_The request_
Leave out any pictures and transcribe all other data below exactly.

_Data entries_
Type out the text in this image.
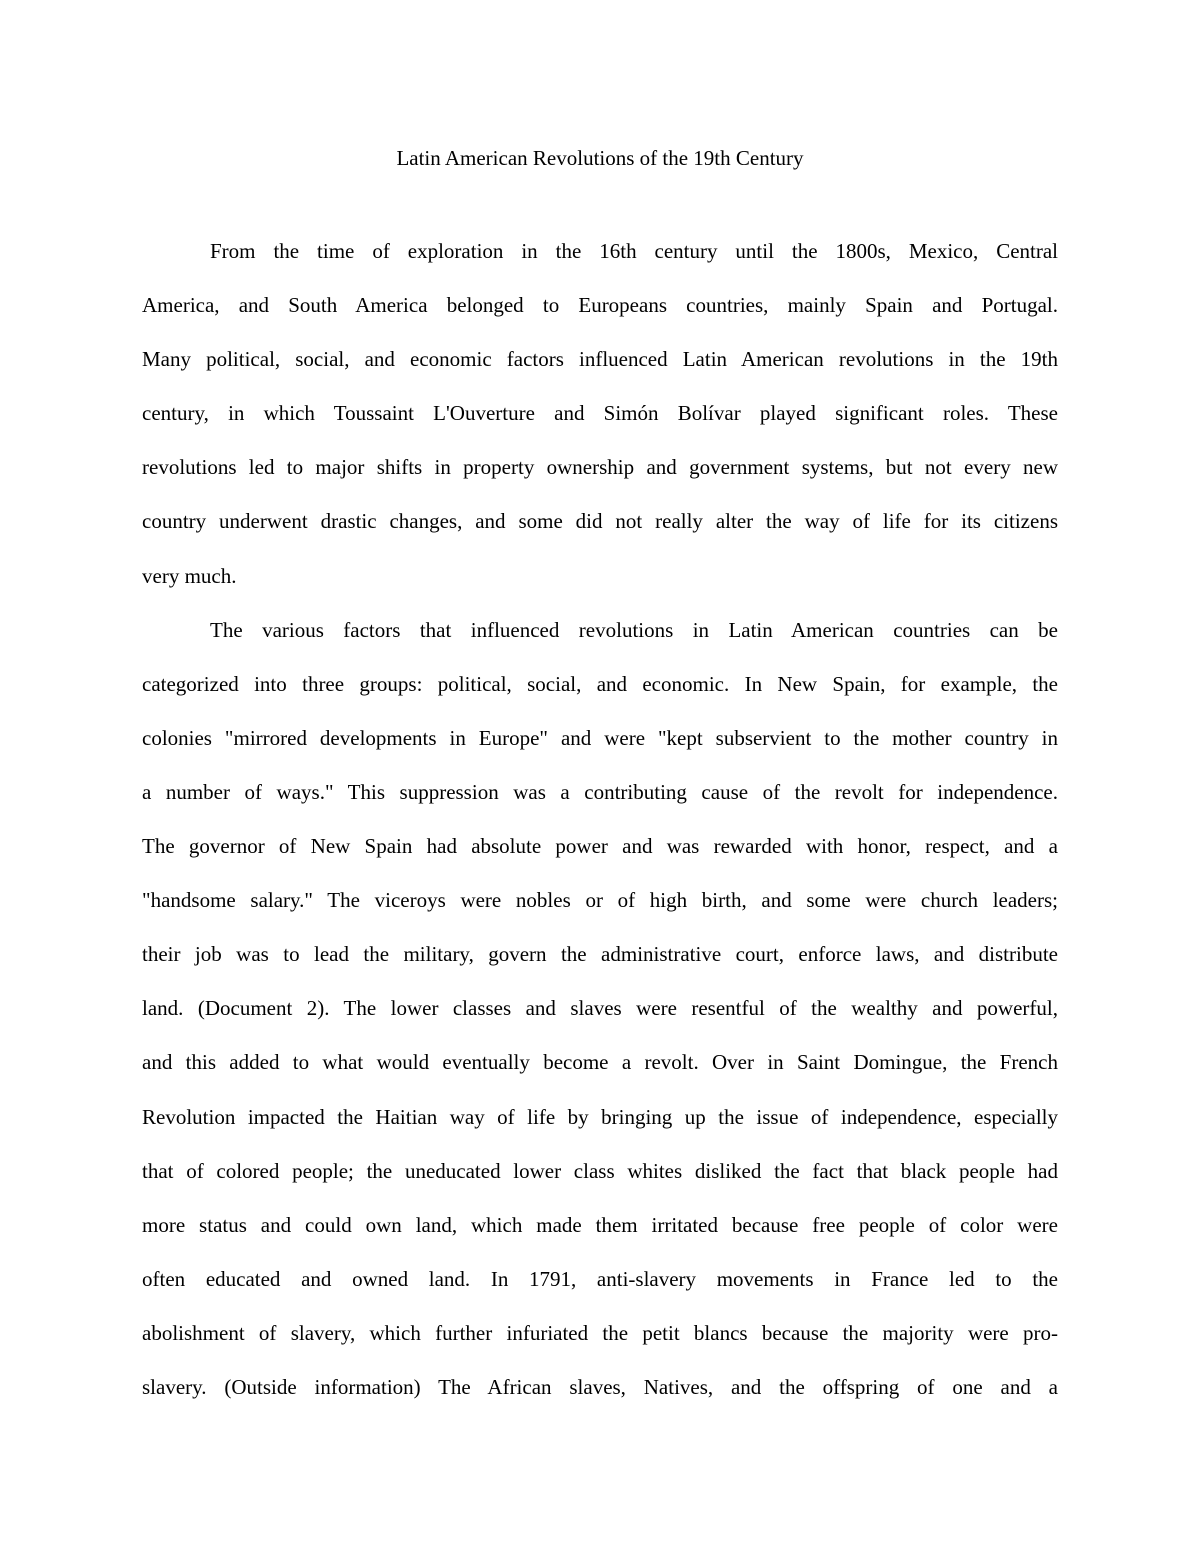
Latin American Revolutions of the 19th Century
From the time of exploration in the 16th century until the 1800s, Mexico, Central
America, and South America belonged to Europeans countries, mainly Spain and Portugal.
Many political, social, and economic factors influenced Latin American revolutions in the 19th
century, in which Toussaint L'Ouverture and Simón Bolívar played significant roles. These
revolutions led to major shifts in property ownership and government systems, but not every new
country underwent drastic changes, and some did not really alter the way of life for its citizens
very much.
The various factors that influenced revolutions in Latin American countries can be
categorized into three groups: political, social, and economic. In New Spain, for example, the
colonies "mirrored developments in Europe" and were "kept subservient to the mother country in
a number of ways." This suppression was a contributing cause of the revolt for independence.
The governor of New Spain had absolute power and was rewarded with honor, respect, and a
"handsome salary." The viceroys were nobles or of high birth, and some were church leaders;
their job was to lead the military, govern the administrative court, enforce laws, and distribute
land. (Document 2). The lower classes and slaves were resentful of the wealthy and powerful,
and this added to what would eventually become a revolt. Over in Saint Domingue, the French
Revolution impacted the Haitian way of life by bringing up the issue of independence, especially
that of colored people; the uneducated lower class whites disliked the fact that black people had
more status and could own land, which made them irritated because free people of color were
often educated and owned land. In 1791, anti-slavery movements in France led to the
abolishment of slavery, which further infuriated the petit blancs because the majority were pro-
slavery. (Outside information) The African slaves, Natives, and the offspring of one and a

_Final answer_
Type out the text in this image.
Latin American Revolutions of the 19th Century
From the time of exploration in the 16th century until the 1800s, Mexico, Central
America, and South America belonged to Europeans countries, mainly Spain and Portugal.
Many political, social, and economic factors influenced Latin American revolutions in the 19th
century, in which Toussaint L'Ouverture and Simón Bolívar played significant roles. These
revolutions led to major shifts in property ownership and government systems, but not every new
country underwent drastic changes, and some did not really alter the way of life for its citizens
very much.
The various factors that influenced revolutions in Latin American countries can be
categorized into three groups: political, social, and economic. In New Spain, for example, the
colonies "mirrored developments in Europe" and were "kept subservient to the mother country in
a number of ways." This suppression was a contributing cause of the revolt for independence.
The governor of New Spain had absolute power and was rewarded with honor, respect, and a
"handsome salary." The viceroys were nobles or of high birth, and some were church leaders;
their job was to lead the military, govern the administrative court, enforce laws, and distribute
land. (Document 2). The lower classes and slaves were resentful of the wealthy and powerful,
and this added to what would eventually become a revolt. Over in Saint Domingue, the French
Revolution impacted the Haitian way of life by bringing up the issue of independence, especially
that of colored people; the uneducated lower class whites disliked the fact that black people had
more status and could own land, which made them irritated because free people of color were
often educated and owned land. In 1791, anti-slavery movements in France led to the
abolishment of slavery, which further infuriated the petit blancs because the majority were pro-
slavery. (Outside information) The African slaves, Natives, and the offspring of one and a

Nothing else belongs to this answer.